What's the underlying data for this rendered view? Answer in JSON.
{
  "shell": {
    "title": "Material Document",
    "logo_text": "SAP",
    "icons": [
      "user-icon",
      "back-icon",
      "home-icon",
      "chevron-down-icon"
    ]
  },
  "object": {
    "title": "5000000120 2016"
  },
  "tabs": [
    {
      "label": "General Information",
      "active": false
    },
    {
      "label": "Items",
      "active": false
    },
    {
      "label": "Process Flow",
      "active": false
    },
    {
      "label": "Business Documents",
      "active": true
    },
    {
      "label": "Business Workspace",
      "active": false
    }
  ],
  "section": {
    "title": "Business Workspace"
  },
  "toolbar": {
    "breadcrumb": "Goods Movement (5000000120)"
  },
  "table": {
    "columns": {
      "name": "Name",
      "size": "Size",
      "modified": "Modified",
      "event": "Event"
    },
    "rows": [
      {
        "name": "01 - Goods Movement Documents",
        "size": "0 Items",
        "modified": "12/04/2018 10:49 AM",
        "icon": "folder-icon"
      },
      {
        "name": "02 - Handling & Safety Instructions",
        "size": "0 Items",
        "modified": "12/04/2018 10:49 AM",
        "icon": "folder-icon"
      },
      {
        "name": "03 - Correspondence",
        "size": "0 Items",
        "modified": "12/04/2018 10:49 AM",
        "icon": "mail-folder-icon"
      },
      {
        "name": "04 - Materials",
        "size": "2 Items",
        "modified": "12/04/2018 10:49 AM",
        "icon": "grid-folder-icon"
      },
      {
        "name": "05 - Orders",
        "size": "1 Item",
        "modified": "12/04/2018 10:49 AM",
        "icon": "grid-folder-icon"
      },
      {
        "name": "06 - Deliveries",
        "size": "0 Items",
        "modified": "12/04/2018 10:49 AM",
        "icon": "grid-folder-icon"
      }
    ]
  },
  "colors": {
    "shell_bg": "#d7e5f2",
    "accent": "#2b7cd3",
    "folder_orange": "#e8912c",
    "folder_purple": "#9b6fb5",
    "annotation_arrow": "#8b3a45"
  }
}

____

- WHAT IS REQUIRED
Please quote every record above exactly as it appears.

- RESULT OF THIS TASK
What's the underlying data for this rendered view? Answer in JSON.
{
  "shell": {
    "title": "Material Document",
    "logo_text": "SAP",
    "icons": [
      "user-icon",
      "back-icon",
      "home-icon",
      "chevron-down-icon"
    ]
  },
  "object": {
    "title": "5000000120 2016"
  },
  "tabs": [
    {
      "label": "General Information",
      "active": false
    },
    {
      "label": "Items",
      "active": false
    },
    {
      "label": "Process Flow",
      "active": false
    },
    {
      "label": "Business Documents",
      "active": true
    },
    {
      "label": "Business Workspace",
      "active": false
    }
  ],
  "section": {
    "title": "Business Workspace"
  },
  "toolbar": {
    "breadcrumb": "Goods Movement (5000000120)"
  },
  "table": {
    "columns": {
      "name": "Name",
      "size": "Size",
      "modified": "Modified",
      "event": "Event"
    },
    "rows": [
      {
        "name": "01 - Goods Movement Documents",
        "size": "0 Items",
        "modified": "12/04/2018 10:49 AM",
        "icon": "folder-icon"
      },
      {
        "name": "02 - Handling & Safety Instructions",
        "size": "0 Items",
        "modified": "12/04/2018 10:49 AM",
        "icon": "folder-icon"
      },
      {
        "name": "03 - Correspondence",
        "size": "0 Items",
        "modified": "12/04/2018 10:49 AM",
        "icon": "mail-folder-icon"
      },
      {
        "name": "04 - Materials",
        "size": "2 Items",
        "modified": "12/04/2018 10:49 AM",
        "icon": "grid-folder-icon"
      },
      {
        "name": "05 - Orders",
        "size": "1 Item",
        "modified": "12/04/2018 10:49 AM",
        "icon": "grid-folder-icon"
      },
      {
        "name": "06 - Deliveries",
        "size": "0 Items",
        "modified": "12/04/2018 10:49 AM",
        "icon": "grid-folder-icon"
      }
    ]
  },
  "colors": {
    "shell_bg": "#d7e5f2",
    "accent": "#2b7cd3",
    "folder_orange": "#e8912c",
    "folder_purple": "#9b6fb5",
    "annotation_arrow": "#8b3a45"
  }
}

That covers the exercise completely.